== Entries ==
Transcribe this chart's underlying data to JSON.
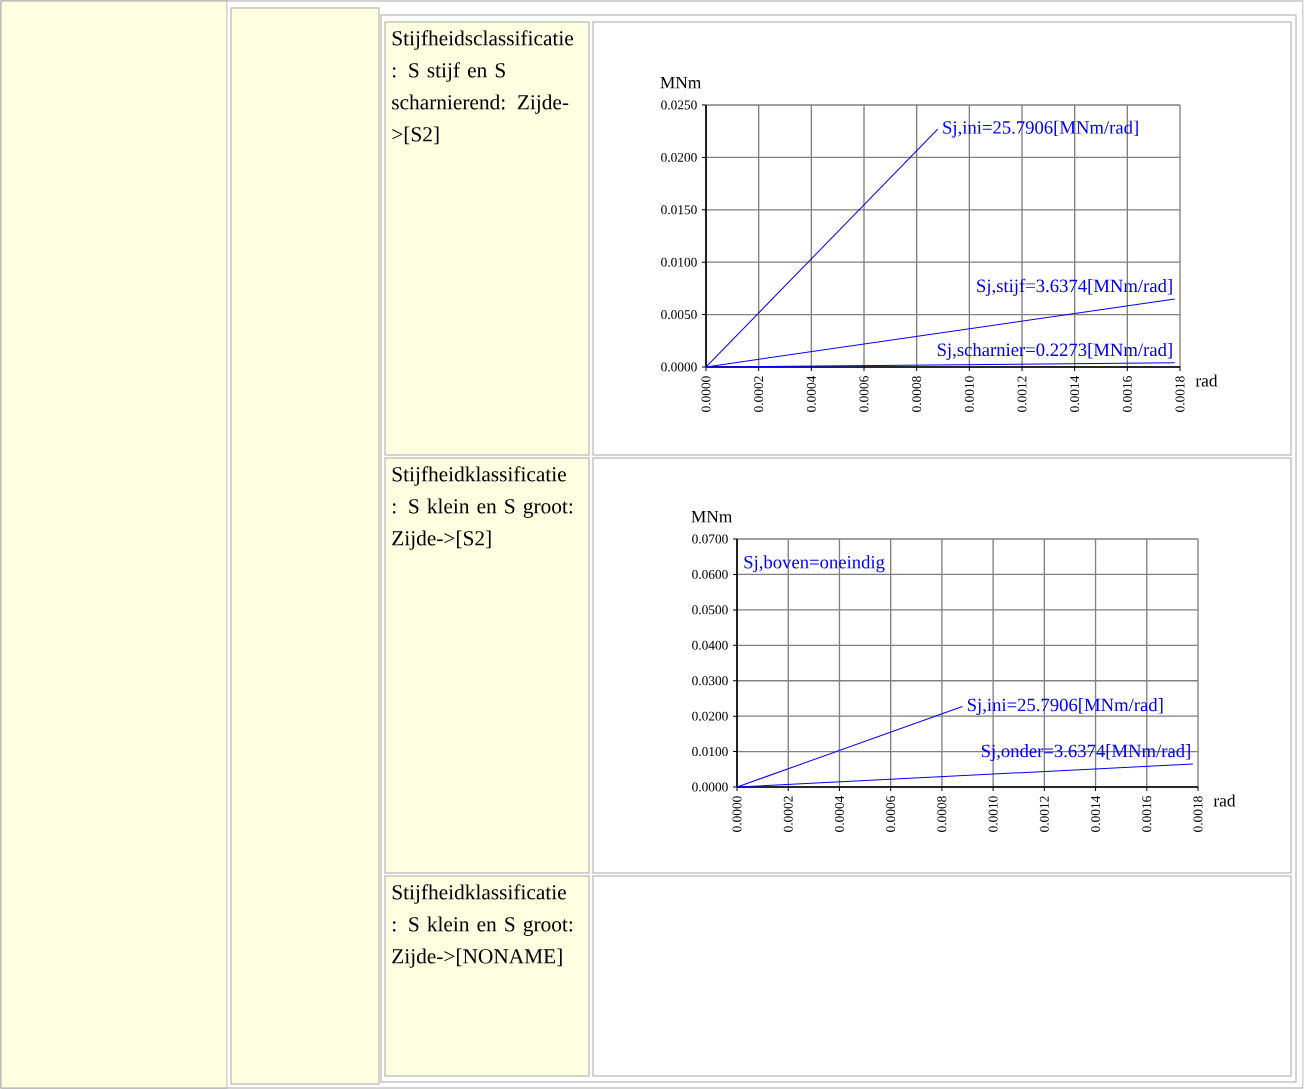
{
  "chart_data": [
    {
      "type": "line",
      "title": "Stijfheidsclassificatie : S stijf en S scharnierend: Zijde->[S2]",
      "xlabel": "rad",
      "ylabel": "MNm",
      "xlim": [
        0,
        0.0018
      ],
      "ylim": [
        0,
        0.025
      ],
      "xticks": [
        {
          "value": 0,
          "label": "0.0000"
        },
        {
          "value": 0.0002,
          "label": "0.0002"
        },
        {
          "value": 0.0004,
          "label": "0.0004"
        },
        {
          "value": 0.0006,
          "label": "0.0006"
        },
        {
          "value": 0.0008,
          "label": "0.0008"
        },
        {
          "value": 0.001,
          "label": "0.0010"
        },
        {
          "value": 0.0012,
          "label": "0.0012"
        },
        {
          "value": 0.0014,
          "label": "0.0014"
        },
        {
          "value": 0.0016,
          "label": "0.0016"
        },
        {
          "value": 0.0018,
          "label": "0.0018"
        }
      ],
      "yticks": [
        {
          "value": 0,
          "label": "0.0000"
        },
        {
          "value": 0.005,
          "label": "0.0050"
        },
        {
          "value": 0.01,
          "label": "0.0100"
        },
        {
          "value": 0.015,
          "label": "0.0150"
        },
        {
          "value": 0.02,
          "label": "0.0200"
        },
        {
          "value": 0.025,
          "label": "0.0250"
        }
      ],
      "grid": true,
      "series": [
        {
          "name": "Sj,ini=25.7906[MNm/rad]",
          "color": "#0000ff",
          "x": [
            0,
            0.00088
          ],
          "values": [
            0,
            0.0227
          ]
        },
        {
          "name": "Sj,stijf=3.6374[MNm/rad]",
          "color": "#0000ff",
          "x": [
            0,
            0.00178
          ],
          "values": [
            0,
            0.0065
          ]
        },
        {
          "name": "Sj,scharnier=0.2273[MNm/rad]",
          "color": "#0000ff",
          "x": [
            0,
            0.00178
          ],
          "values": [
            0,
            0.0004
          ]
        }
      ]
    },
    {
      "type": "line",
      "title": "Stijfheidklassificatie : S klein en S groot: Zijde->[S2]",
      "xlabel": "rad",
      "ylabel": "MNm",
      "xlim": [
        0,
        0.0018
      ],
      "ylim": [
        0,
        0.07
      ],
      "xticks": [
        {
          "value": 0,
          "label": "0.0000"
        },
        {
          "value": 0.0002,
          "label": "0.0002"
        },
        {
          "value": 0.0004,
          "label": "0.0004"
        },
        {
          "value": 0.0006,
          "label": "0.0006"
        },
        {
          "value": 0.0008,
          "label": "0.0008"
        },
        {
          "value": 0.001,
          "label": "0.0010"
        },
        {
          "value": 0.0012,
          "label": "0.0012"
        },
        {
          "value": 0.0014,
          "label": "0.0014"
        },
        {
          "value": 0.0016,
          "label": "0.0016"
        },
        {
          "value": 0.0018,
          "label": "0.0018"
        }
      ],
      "yticks": [
        {
          "value": 0,
          "label": "0.0000"
        },
        {
          "value": 0.01,
          "label": "0.0100"
        },
        {
          "value": 0.02,
          "label": "0.0200"
        },
        {
          "value": 0.03,
          "label": "0.0300"
        },
        {
          "value": 0.04,
          "label": "0.0400"
        },
        {
          "value": 0.05,
          "label": "0.0500"
        },
        {
          "value": 0.06,
          "label": "0.0600"
        },
        {
          "value": 0.07,
          "label": "0.0700"
        }
      ],
      "grid": true,
      "annotations": [
        "Sj,boven=oneindig"
      ],
      "series": [
        {
          "name": "Sj,ini=25.7906[MNm/rad]",
          "color": "#0000ff",
          "x": [
            0,
            0.00088
          ],
          "values": [
            0,
            0.0227
          ]
        },
        {
          "name": "Sj,onder=3.6374[MNm/rad]",
          "color": "#0000ff",
          "x": [
            0,
            0.00178
          ],
          "values": [
            0,
            0.0065
          ]
        }
      ]
    },
    {
      "type": "other",
      "title": "Stijfheidklassificatie : S klein en S groot: Zijde->[NONAME]"
    }
  ]
}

== What you should do ==
Every record above should be transcribed exactly; the pictures stay out of the copy.

== Finished answer ==
Transcribe this chart's underlying data to JSON.
{
  "chart_data": [
    {
      "type": "line",
      "title": "Stijfheidsclassificatie : S stijf en S scharnierend: Zijde->[S2]",
      "xlabel": "rad",
      "ylabel": "MNm",
      "xlim": [
        0,
        0.0018
      ],
      "ylim": [
        0,
        0.025
      ],
      "xticks": [
        {
          "value": 0,
          "label": "0.0000"
        },
        {
          "value": 0.0002,
          "label": "0.0002"
        },
        {
          "value": 0.0004,
          "label": "0.0004"
        },
        {
          "value": 0.0006,
          "label": "0.0006"
        },
        {
          "value": 0.0008,
          "label": "0.0008"
        },
        {
          "value": 0.001,
          "label": "0.0010"
        },
        {
          "value": 0.0012,
          "label": "0.0012"
        },
        {
          "value": 0.0014,
          "label": "0.0014"
        },
        {
          "value": 0.0016,
          "label": "0.0016"
        },
        {
          "value": 0.0018,
          "label": "0.0018"
        }
      ],
      "yticks": [
        {
          "value": 0,
          "label": "0.0000"
        },
        {
          "value": 0.005,
          "label": "0.0050"
        },
        {
          "value": 0.01,
          "label": "0.0100"
        },
        {
          "value": 0.015,
          "label": "0.0150"
        },
        {
          "value": 0.02,
          "label": "0.0200"
        },
        {
          "value": 0.025,
          "label": "0.0250"
        }
      ],
      "grid": true,
      "series": [
        {
          "name": "Sj,ini=25.7906[MNm/rad]",
          "color": "#0000ff",
          "x": [
            0,
            0.00088
          ],
          "values": [
            0,
            0.0227
          ]
        },
        {
          "name": "Sj,stijf=3.6374[MNm/rad]",
          "color": "#0000ff",
          "x": [
            0,
            0.00178
          ],
          "values": [
            0,
            0.0065
          ]
        },
        {
          "name": "Sj,scharnier=0.2273[MNm/rad]",
          "color": "#0000ff",
          "x": [
            0,
            0.00178
          ],
          "values": [
            0,
            0.0004
          ]
        }
      ]
    },
    {
      "type": "line",
      "title": "Stijfheidklassificatie : S klein en S groot: Zijde->[S2]",
      "xlabel": "rad",
      "ylabel": "MNm",
      "xlim": [
        0,
        0.0018
      ],
      "ylim": [
        0,
        0.07
      ],
      "xticks": [
        {
          "value": 0,
          "label": "0.0000"
        },
        {
          "value": 0.0002,
          "label": "0.0002"
        },
        {
          "value": 0.0004,
          "label": "0.0004"
        },
        {
          "value": 0.0006,
          "label": "0.0006"
        },
        {
          "value": 0.0008,
          "label": "0.0008"
        },
        {
          "value": 0.001,
          "label": "0.0010"
        },
        {
          "value": 0.0012,
          "label": "0.0012"
        },
        {
          "value": 0.0014,
          "label": "0.0014"
        },
        {
          "value": 0.0016,
          "label": "0.0016"
        },
        {
          "value": 0.0018,
          "label": "0.0018"
        }
      ],
      "yticks": [
        {
          "value": 0,
          "label": "0.0000"
        },
        {
          "value": 0.01,
          "label": "0.0100"
        },
        {
          "value": 0.02,
          "label": "0.0200"
        },
        {
          "value": 0.03,
          "label": "0.0300"
        },
        {
          "value": 0.04,
          "label": "0.0400"
        },
        {
          "value": 0.05,
          "label": "0.0500"
        },
        {
          "value": 0.06,
          "label": "0.0600"
        },
        {
          "value": 0.07,
          "label": "0.0700"
        }
      ],
      "grid": true,
      "annotations": [
        "Sj,boven=oneindig"
      ],
      "series": [
        {
          "name": "Sj,ini=25.7906[MNm/rad]",
          "color": "#0000ff",
          "x": [
            0,
            0.00088
          ],
          "values": [
            0,
            0.0227
          ]
        },
        {
          "name": "Sj,onder=3.6374[MNm/rad]",
          "color": "#0000ff",
          "x": [
            0,
            0.00178
          ],
          "values": [
            0,
            0.0065
          ]
        }
      ]
    },
    {
      "type": "other",
      "title": "Stijfheidklassificatie : S klein en S groot: Zijde->[NONAME]"
    }
  ]
}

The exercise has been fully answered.